> _Excerpted passage_
Jack Vare

Personal information
- Full name: Jack Nomani Tiki Vare
- Born: 14 February 1986 (age 40) Hanuabada, Papua New Guinea
- Nickname: JV
- Height: 1.75 m (5 ft 9 in)
- Batting: Right-handed
- Role: Wicket-keeper

International information
- National side: Papua New Guinea;
- ODI debut (cap 11): 8 November 2014 v Hong Kong
- Last ODI: 8 March 2018 v West Indies
- T20I debut (cap 11): 15 July 2015 v Ireland
- Last T20I: 14 April 2017 v UAE

Career statistics
| Competition | ODI | T20I | FC | LA |
| Matches | 9 | 8 | 6 | 28 |
| Runs scored | 81 | 68 | 180 | 417 |
| Batting average | 10.12 | 9.71 | 18.00 | 18.95 |
| 100s/50s | 0/0 | 0/0 | 0/0 | 0/2 |
| Top score | 28 | 38 | 42 | 96 |
| Catches/stumpings | 6/3 | 4/2 | 8/3 | 26/6 |
- Source: Cricinfo, 18 March 2018

= Jack Vare =

Papua New Guinean cricketer (born 1986)

Jack Nomani Tiki Vare (born 14 February 1986) is a Papua New Guinean cricketer. Vare plays as a right-handed batsman and wicket-keeper.

> _Problems to work on_
1/ From the Jack Vare profile, print everything from "Career statistics" down to "cricketer (born 1986)".
2/ Using the Jack Vare profile, answer yes or no to each statement and quote the words from the profile that decide it. (a) Vare made his ODI debut against Hong Kong. (b) Vare bats left-handed. (c) Vare's last T20I was against the UAE.
3/ Summarize the Jack Vare profile in two sentences.

> _Data section_
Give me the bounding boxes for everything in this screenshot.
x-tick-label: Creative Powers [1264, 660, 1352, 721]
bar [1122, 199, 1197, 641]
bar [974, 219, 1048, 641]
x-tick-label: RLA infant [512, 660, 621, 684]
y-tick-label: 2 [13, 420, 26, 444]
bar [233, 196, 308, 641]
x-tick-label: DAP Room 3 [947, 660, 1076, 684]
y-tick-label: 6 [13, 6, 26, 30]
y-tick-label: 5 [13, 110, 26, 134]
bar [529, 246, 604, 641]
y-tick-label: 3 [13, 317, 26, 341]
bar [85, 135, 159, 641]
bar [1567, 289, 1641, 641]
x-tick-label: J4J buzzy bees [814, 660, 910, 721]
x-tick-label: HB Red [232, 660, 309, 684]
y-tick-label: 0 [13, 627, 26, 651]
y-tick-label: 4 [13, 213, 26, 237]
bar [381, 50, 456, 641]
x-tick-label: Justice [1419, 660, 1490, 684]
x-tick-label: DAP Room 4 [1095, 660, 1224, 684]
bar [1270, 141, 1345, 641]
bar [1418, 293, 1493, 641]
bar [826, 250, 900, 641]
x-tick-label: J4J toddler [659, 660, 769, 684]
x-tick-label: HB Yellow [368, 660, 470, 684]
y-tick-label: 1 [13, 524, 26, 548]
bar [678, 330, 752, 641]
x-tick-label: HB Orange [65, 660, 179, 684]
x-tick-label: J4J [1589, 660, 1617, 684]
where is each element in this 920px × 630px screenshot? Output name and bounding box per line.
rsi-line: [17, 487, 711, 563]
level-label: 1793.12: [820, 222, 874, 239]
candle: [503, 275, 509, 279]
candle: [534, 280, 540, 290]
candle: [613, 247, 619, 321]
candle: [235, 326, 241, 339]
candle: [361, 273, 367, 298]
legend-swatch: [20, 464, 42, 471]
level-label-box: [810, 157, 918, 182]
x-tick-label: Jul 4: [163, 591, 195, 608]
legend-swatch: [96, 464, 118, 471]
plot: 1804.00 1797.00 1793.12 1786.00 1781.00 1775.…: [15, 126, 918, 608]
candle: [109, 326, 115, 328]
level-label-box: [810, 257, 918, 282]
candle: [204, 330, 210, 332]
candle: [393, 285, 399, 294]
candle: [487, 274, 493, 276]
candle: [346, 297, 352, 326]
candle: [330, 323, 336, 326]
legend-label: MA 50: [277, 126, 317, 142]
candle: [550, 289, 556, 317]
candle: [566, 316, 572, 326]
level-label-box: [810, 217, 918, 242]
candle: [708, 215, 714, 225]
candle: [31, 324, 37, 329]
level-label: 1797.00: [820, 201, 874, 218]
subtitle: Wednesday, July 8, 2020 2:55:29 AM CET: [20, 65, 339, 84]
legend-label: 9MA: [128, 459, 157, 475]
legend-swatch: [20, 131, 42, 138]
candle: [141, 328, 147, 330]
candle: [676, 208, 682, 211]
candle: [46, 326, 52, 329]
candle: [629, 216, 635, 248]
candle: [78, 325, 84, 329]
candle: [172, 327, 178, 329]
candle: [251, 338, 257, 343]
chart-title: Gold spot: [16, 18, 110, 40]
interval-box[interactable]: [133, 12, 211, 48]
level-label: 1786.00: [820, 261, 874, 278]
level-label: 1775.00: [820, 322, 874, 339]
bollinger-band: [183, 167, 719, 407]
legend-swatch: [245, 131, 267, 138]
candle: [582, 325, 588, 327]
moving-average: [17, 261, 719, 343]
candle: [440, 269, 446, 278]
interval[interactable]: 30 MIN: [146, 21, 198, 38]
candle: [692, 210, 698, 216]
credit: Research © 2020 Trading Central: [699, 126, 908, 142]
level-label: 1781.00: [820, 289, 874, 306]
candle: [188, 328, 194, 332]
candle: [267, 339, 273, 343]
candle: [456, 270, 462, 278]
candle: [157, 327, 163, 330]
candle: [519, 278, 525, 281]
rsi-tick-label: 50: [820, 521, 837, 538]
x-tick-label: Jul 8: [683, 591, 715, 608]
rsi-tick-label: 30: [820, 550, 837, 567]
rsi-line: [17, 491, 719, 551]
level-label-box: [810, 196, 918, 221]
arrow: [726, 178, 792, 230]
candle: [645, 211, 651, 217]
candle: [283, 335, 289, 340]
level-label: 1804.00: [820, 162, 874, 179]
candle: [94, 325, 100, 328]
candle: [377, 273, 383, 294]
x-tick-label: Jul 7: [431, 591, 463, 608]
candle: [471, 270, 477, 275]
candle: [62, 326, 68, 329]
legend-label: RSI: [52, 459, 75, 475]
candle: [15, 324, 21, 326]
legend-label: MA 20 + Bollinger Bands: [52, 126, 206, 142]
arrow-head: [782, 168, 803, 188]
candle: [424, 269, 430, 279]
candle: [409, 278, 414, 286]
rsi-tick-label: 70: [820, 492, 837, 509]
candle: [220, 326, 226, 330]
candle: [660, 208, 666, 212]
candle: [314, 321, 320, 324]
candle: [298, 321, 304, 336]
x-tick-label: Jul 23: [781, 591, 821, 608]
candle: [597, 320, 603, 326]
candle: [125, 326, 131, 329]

> _Task-by-task results_
1/
Career statistics
| Competition | ODI | T20I | FC | LA |
| Matches | 9 | 8 | 6 | 28 |
| Runs scored | 81 | 68 | 180 | 417 |
| Batting average | 10.12 | 9.71 | 18.00 | 18.95 |
| 100s/50s | 0/0 | 0/0 | 0/0 | 0/2 |
| Top score | 28 | 38 | 42 | 96 |
| Catches/stumpings | 6/3 | 4/2 | 8/3 | 26/6 |
- Source: Cricinfo, 18 March 2018

= Jack Vare =

Papua New Guinean cricketer (born 1986)

2/
(a) Yes: "ODI debut (cap 11): 8 November 2014 v Hong Kong"
(b) No: "Batting: Right-handed"
(c) Yes: "Last T20I: 14 April 2017 v UAE"

3/ Jack Nomani Tiki Vare, born 14 February 1986 in Hanuabada, Papua New Guinea, is a Papua New Guinean cricketer who plays as a right-handed batsman and wicket-keeper. He made his ODI debut on 8 November 2014 against Hong Kong and his T20I debut on 15 July 2015 against Ireland.